_YOUR TASKS_.
**1)** From the conference call transcript, list every sentence that ends in a question mark.
**2)** Write the next part of the conference call transcript, picking up right after its last sentence.

### TEXT BLOCK

Your next question comes from the line of John Abbott with Bank of America. Please go ahead..

John Abbott

Hey, good morning. And thank you for taking our questions. Our first question is really on your 5-year cumulative free cash flow outlook. You mentioned $9 billion. And that’s lower than you gave in the third quarter. Obviously, that’s part of lower commodity prices.

But when you think about those two outlooks, has there anything really changed on the cost side in terms of assumptions? And anything particularly moved when you look at those two projections?.

Jeremy Knop Chief Financial Officer

No, John, there have been no changes. I don’t think of any material consequence aside from pricing..

John Abbott

Alright. And then the other question here is really all related to your long-term gas differential.

Where do you think your differential sort of – if you sort of look at strip pricing, where do you think it is from 2027? And then Jeremy, you sort of went out there and you suggested that in-basin demand should improve over time, and that’s not reflected in current differentials.

######
### STORED ROWS

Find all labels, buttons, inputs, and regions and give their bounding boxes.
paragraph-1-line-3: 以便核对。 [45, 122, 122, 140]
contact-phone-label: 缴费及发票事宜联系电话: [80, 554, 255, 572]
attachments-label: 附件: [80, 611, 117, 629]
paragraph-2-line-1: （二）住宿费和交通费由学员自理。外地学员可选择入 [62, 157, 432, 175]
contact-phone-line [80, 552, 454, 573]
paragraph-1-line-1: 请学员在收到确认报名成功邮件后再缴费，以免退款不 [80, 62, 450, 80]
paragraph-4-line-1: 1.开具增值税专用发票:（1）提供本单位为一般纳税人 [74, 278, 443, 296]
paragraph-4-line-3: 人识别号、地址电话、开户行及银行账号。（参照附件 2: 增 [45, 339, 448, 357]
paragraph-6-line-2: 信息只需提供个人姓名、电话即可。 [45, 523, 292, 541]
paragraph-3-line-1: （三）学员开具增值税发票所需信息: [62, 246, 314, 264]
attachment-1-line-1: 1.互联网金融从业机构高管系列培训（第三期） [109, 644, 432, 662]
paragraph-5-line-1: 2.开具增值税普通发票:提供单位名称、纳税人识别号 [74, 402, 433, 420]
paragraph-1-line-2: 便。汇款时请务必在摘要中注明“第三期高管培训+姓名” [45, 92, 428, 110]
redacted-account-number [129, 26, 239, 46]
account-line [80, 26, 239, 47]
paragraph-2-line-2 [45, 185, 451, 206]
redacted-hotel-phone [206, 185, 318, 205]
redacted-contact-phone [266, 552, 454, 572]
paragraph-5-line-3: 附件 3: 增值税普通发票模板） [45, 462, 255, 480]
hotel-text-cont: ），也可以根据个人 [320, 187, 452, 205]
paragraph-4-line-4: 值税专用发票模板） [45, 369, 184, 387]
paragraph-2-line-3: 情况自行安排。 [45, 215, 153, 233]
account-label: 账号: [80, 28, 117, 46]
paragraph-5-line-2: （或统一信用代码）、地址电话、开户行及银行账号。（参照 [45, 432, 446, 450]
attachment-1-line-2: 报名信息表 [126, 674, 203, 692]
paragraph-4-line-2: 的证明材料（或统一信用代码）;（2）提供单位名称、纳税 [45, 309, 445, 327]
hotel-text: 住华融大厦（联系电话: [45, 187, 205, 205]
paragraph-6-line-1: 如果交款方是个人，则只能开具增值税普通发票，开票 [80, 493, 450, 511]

######

_EXPECTED RESPONSES_.
**1)**
- "But when you think about those two outlooks, has there anything really changed on the cost side in terms of assumptions?"
- "And anything particularly moved when you look at those two projections?"
- "Where do you think your differential sort of – if you sort of look at strip pricing, where do you think it is from 2027?"

**2)**
Where do you think that could potentially move?.

Jeremy Knop Chief Financial Officer

Yes. So if you look at just the EQT forecast, the midpoint of our range is that $0.60 level for differentials for this next year. If you look at where we end up in 2028 with the expansion projects in-line and just at current strip pricing, our realized differential will be about $0.50.

So – our differential on average drops about $0.10 from where we sit today to really the back end of that 5-year guidance range.

I mean, look, when you think about the in-basin demand dynamics, I think what we’ve highlighted could add potentially up to 2 Bs a day of demand in-basin, some of that might be taken by renewables, so call it 1 to 2 Bs net to gas. And then the MVP downstream expansion projects come online, too. I mean that’s going to fully utilize MVP.

And I actually think from conversations we’re having, there is probably likelihood MVP gets expanded by another half B a day. At EQT, we stand ready to really be a supplier of that to support that project.

I think there is ample demand in that southeast market with data center build-outs really underpinned by the AI revolution right now and population growth in that area that’s really pulling on gas for just absolute power demand increases in addition to core retirement.

So it’s power, I think, in our view, as you look towards the end of this decade is increasingly becoming, I think, as bullish of a thematic tailwind is really LNG, and we will probably really take the torch from LNG in the coming years.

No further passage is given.